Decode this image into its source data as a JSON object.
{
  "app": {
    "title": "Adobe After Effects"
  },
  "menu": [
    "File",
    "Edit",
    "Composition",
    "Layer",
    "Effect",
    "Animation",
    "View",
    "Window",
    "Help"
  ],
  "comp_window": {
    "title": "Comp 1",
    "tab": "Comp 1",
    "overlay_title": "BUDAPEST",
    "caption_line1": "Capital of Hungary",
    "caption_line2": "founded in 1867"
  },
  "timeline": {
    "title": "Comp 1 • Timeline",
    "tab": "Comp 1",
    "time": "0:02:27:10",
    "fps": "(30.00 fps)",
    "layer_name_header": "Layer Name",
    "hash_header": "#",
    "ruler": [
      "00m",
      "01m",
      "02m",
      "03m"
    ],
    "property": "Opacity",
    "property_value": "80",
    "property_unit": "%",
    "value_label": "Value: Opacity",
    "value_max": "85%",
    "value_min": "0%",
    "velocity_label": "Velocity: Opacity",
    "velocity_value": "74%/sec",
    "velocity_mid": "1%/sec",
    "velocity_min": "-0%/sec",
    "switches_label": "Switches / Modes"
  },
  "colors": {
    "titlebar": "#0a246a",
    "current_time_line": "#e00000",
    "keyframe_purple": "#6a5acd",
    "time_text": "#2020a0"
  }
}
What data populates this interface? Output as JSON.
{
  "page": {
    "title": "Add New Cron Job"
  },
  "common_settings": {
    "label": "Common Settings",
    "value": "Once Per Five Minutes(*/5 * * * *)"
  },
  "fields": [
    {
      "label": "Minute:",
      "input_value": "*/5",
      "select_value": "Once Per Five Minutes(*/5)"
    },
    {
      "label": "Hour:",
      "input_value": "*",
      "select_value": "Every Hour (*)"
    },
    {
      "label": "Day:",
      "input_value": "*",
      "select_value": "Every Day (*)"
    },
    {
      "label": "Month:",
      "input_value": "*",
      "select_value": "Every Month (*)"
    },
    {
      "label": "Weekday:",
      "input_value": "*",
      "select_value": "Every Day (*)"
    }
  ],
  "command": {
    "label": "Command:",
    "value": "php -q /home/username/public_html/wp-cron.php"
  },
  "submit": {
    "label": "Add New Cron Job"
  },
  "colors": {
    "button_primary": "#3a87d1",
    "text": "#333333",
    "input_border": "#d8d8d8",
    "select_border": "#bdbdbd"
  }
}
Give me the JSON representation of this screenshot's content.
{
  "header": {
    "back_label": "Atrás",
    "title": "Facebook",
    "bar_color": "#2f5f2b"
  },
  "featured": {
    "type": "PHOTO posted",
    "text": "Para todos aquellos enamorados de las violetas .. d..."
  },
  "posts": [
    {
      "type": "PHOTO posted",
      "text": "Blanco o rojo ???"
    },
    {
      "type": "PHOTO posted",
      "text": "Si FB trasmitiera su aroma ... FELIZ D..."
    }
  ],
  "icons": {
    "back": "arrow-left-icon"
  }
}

• • • • •

* **Written instruction**: Transcribe exactly, and only, the lines from the one bearing "Give me the" through the last line of the entries, counting both.

* **Exercise result**:
Give me the JSON representation of this screenshot's content.
{
  "header": {
    "back_label": "Atrás",
    "title": "Facebook",
    "bar_color": "#2f5f2b"
  },
  "featured": {
    "type": "PHOTO posted",
    "text": "Para todos aquellos enamorados de las violetas .. d..."
  },
  "posts": [
    {
      "type": "PHOTO posted",
      "text": "Blanco o rojo ???"
    },
    {
      "type": "PHOTO posted",
      "text": "Si FB trasmitiera su aroma ... FELIZ D..."
    }
  ],
  "icons": {
    "back": "arrow-left-icon"
  }
}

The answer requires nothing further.